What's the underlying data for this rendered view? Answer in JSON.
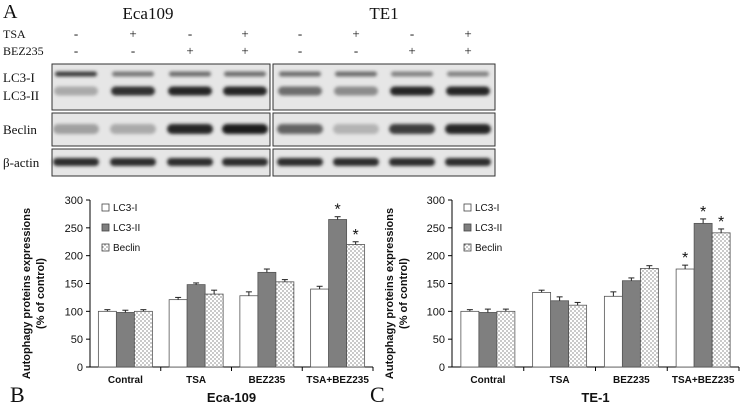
{
  "panel_labels": {
    "a": "A",
    "b": "B",
    "c": "C"
  },
  "blot": {
    "cell_lines": [
      "Eca109",
      "TE1"
    ],
    "treatment_rows": [
      {
        "label": "TSA",
        "marks": [
          "-",
          "+",
          "-",
          "+",
          "-",
          "+",
          "-",
          "+"
        ]
      },
      {
        "label": "BEZ235",
        "marks": [
          "-",
          "-",
          "+",
          "+",
          "-",
          "-",
          "+",
          "+"
        ]
      }
    ],
    "band_labels": {
      "lc3_i": "LC3-I",
      "lc3_ii": "LC3-II",
      "beclin": "Beclin",
      "actin": "β-actin"
    }
  },
  "chart_data": [
    {
      "type": "bar",
      "title": "Eca-109",
      "xlabel": "",
      "ylabel": "Autophagy proteins expressions (% of control)",
      "ylabel_lines": [
        "Autophagy proteins expressions",
        "(% of control)"
      ],
      "categories": [
        "Contral",
        "TSA",
        "BEZ235",
        "TSA+BEZ235"
      ],
      "ylim": [
        0,
        300
      ],
      "yticks": [
        0,
        50,
        100,
        150,
        200,
        250,
        300
      ],
      "legend_position": "top-left",
      "series": [
        {
          "name": "LC3-I",
          "values": [
            100,
            121,
            128,
            140
          ],
          "errors": [
            3,
            4,
            7,
            5
          ],
          "fill": "#ffffff"
        },
        {
          "name": "LC3-II",
          "values": [
            98,
            148,
            170,
            265
          ],
          "errors": [
            4,
            3,
            6,
            5
          ],
          "fill": "#7f7f7f"
        },
        {
          "name": "Beclin",
          "values": [
            100,
            131,
            153,
            220
          ],
          "errors": [
            3,
            7,
            4,
            5
          ],
          "fill": "#ffffff",
          "pattern": "dots"
        }
      ],
      "significance": [
        {
          "category": "TSA+BEZ235",
          "series": "LC3-II",
          "mark": "*"
        },
        {
          "category": "TSA+BEZ235",
          "series": "Beclin",
          "mark": "*"
        }
      ]
    },
    {
      "type": "bar",
      "title": "TE-1",
      "xlabel": "",
      "ylabel": "Autophagy proteins expressions (% of control)",
      "ylabel_lines": [
        "Autophagy proteins expressions",
        "(% of control)"
      ],
      "categories": [
        "Contral",
        "TSA",
        "BEZ235",
        "TSA+BEZ235"
      ],
      "ylim": [
        0,
        300
      ],
      "yticks": [
        0,
        50,
        100,
        150,
        200,
        250,
        300
      ],
      "legend_position": "top-left",
      "series": [
        {
          "name": "LC3-I",
          "values": [
            100,
            134,
            127,
            176
          ],
          "errors": [
            3,
            4,
            8,
            7
          ],
          "fill": "#ffffff"
        },
        {
          "name": "LC3-II",
          "values": [
            98,
            119,
            155,
            258
          ],
          "errors": [
            6,
            7,
            5,
            8
          ],
          "fill": "#7f7f7f"
        },
        {
          "name": "Beclin",
          "values": [
            100,
            111,
            177,
            241
          ],
          "errors": [
            4,
            5,
            5,
            7
          ],
          "fill": "#ffffff",
          "pattern": "dots"
        }
      ],
      "significance": [
        {
          "category": "TSA+BEZ235",
          "series": "LC3-I",
          "mark": "*"
        },
        {
          "category": "TSA+BEZ235",
          "series": "LC3-II",
          "mark": "*"
        },
        {
          "category": "TSA+BEZ235",
          "series": "Beclin",
          "mark": "*"
        }
      ]
    }
  ]
}
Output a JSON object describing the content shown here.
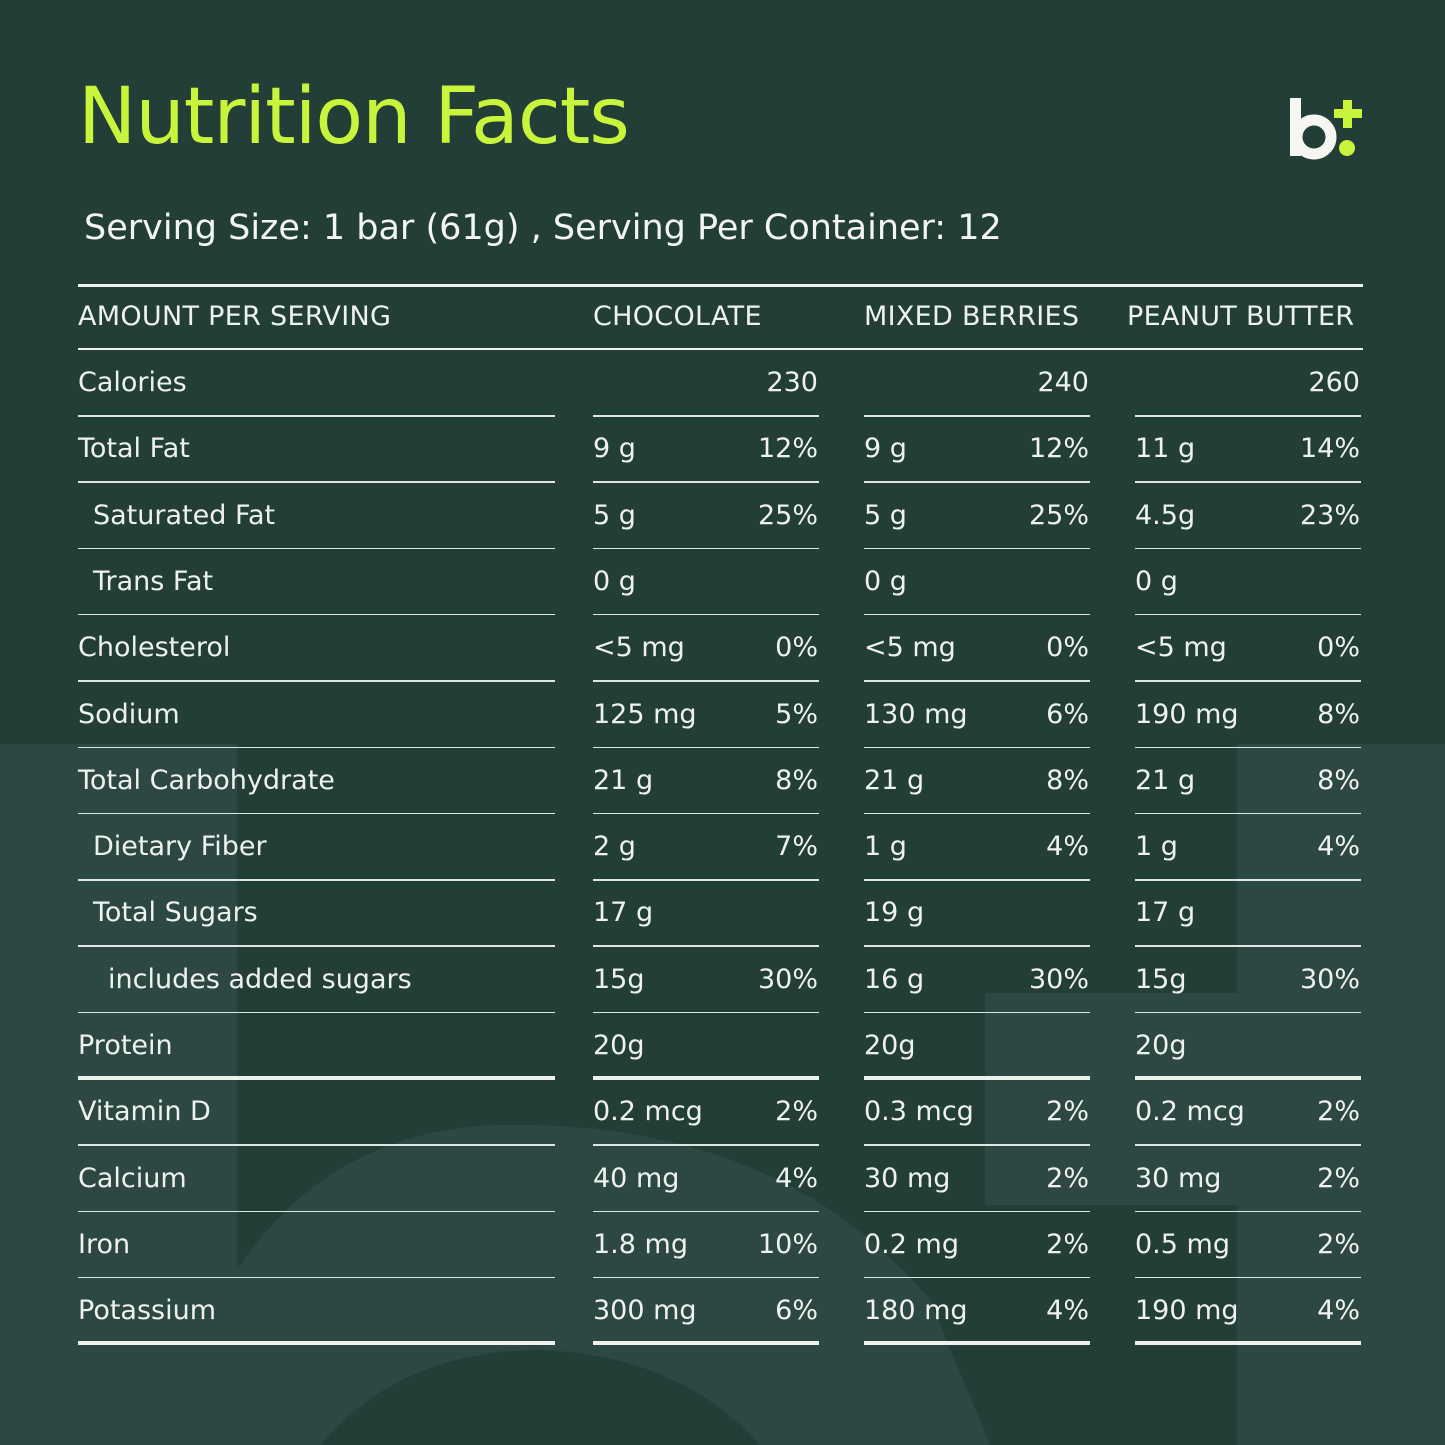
{
  "title": "Nutrition Facts",
  "logo": {
    "text": "b+",
    "accent": "#c8f53c"
  },
  "serving": "Serving Size: 1 bar (61g) , Serving Per Container: 12",
  "colors": {
    "background": "#233e37",
    "accent": "#c8f53c",
    "text": "#eef2ee"
  },
  "headers": [
    "AMOUNT PER SERVING",
    "CHOCOLATE",
    "MIXED BERRIES",
    "PEANUT BUTTER"
  ],
  "rows": [
    {
      "label": "Calories",
      "indent": 0,
      "vals": [
        [
          "",
          "230"
        ],
        [
          "",
          "240"
        ],
        [
          "",
          "260"
        ]
      ]
    },
    {
      "label": "Total Fat",
      "indent": 0,
      "vals": [
        [
          "9 g",
          "12%"
        ],
        [
          "9 g",
          "12%"
        ],
        [
          "11 g",
          "14%"
        ]
      ]
    },
    {
      "label": "Saturated Fat",
      "indent": 1,
      "vals": [
        [
          "5 g",
          "25%"
        ],
        [
          "5 g",
          "25%"
        ],
        [
          "4.5g",
          "23%"
        ]
      ]
    },
    {
      "label": "Trans Fat",
      "indent": 1,
      "vals": [
        [
          "0 g",
          ""
        ],
        [
          "0 g",
          ""
        ],
        [
          "0 g",
          ""
        ]
      ]
    },
    {
      "label": "Cholesterol",
      "indent": 0,
      "vals": [
        [
          "<5 mg",
          "0%"
        ],
        [
          "<5 mg",
          "0%"
        ],
        [
          "<5 mg",
          "0%"
        ]
      ]
    },
    {
      "label": "Sodium",
      "indent": 0,
      "vals": [
        [
          "125 mg",
          "5%"
        ],
        [
          "130 mg",
          "6%"
        ],
        [
          "190 mg",
          "8%"
        ]
      ]
    },
    {
      "label": "Total Carbohydrate",
      "indent": 0,
      "vals": [
        [
          "21 g",
          "8%"
        ],
        [
          "21 g",
          "8%"
        ],
        [
          "21 g",
          "8%"
        ]
      ]
    },
    {
      "label": "Dietary Fiber",
      "indent": 1,
      "vals": [
        [
          "2 g",
          "7%"
        ],
        [
          "1 g",
          "4%"
        ],
        [
          "1 g",
          "4%"
        ]
      ]
    },
    {
      "label": "Total Sugars",
      "indent": 1,
      "vals": [
        [
          "17 g",
          ""
        ],
        [
          "19 g",
          ""
        ],
        [
          "17 g",
          ""
        ]
      ]
    },
    {
      "label": "includes added sugars",
      "indent": 2,
      "vals": [
        [
          "15g",
          "30%"
        ],
        [
          "16 g",
          "30%"
        ],
        [
          "15g",
          "30%"
        ]
      ]
    },
    {
      "label": "Protein",
      "indent": 0,
      "thick": true,
      "vals": [
        [
          "20g",
          ""
        ],
        [
          "20g",
          ""
        ],
        [
          "20g",
          ""
        ]
      ]
    },
    {
      "label": "Vitamin D",
      "indent": 0,
      "vals": [
        [
          "0.2 mcg",
          "2%"
        ],
        [
          "0.3 mcg",
          "2%"
        ],
        [
          "0.2 mcg",
          "2%"
        ]
      ]
    },
    {
      "label": "Calcium",
      "indent": 0,
      "vals": [
        [
          "40 mg",
          "4%"
        ],
        [
          "30 mg",
          "2%"
        ],
        [
          "30 mg",
          "2%"
        ]
      ]
    },
    {
      "label": "Iron",
      "indent": 0,
      "vals": [
        [
          "1.8 mg",
          "10%"
        ],
        [
          "0.2 mg",
          "2%"
        ],
        [
          "0.5 mg",
          "2%"
        ]
      ]
    },
    {
      "label": "Potassium",
      "indent": 0,
      "thick": true,
      "vals": [
        [
          "300 mg",
          "6%"
        ],
        [
          "180 mg",
          "4%"
        ],
        [
          "190 mg",
          "4%"
        ]
      ]
    }
  ]
}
+ + +
## PROMPT
The lines in the entries above that carry the word "title" must be copied.

## TASK RESPONSE
      "title": "Eca-109",
      "title": "TE-1",
  "title": "Nutrition Facts",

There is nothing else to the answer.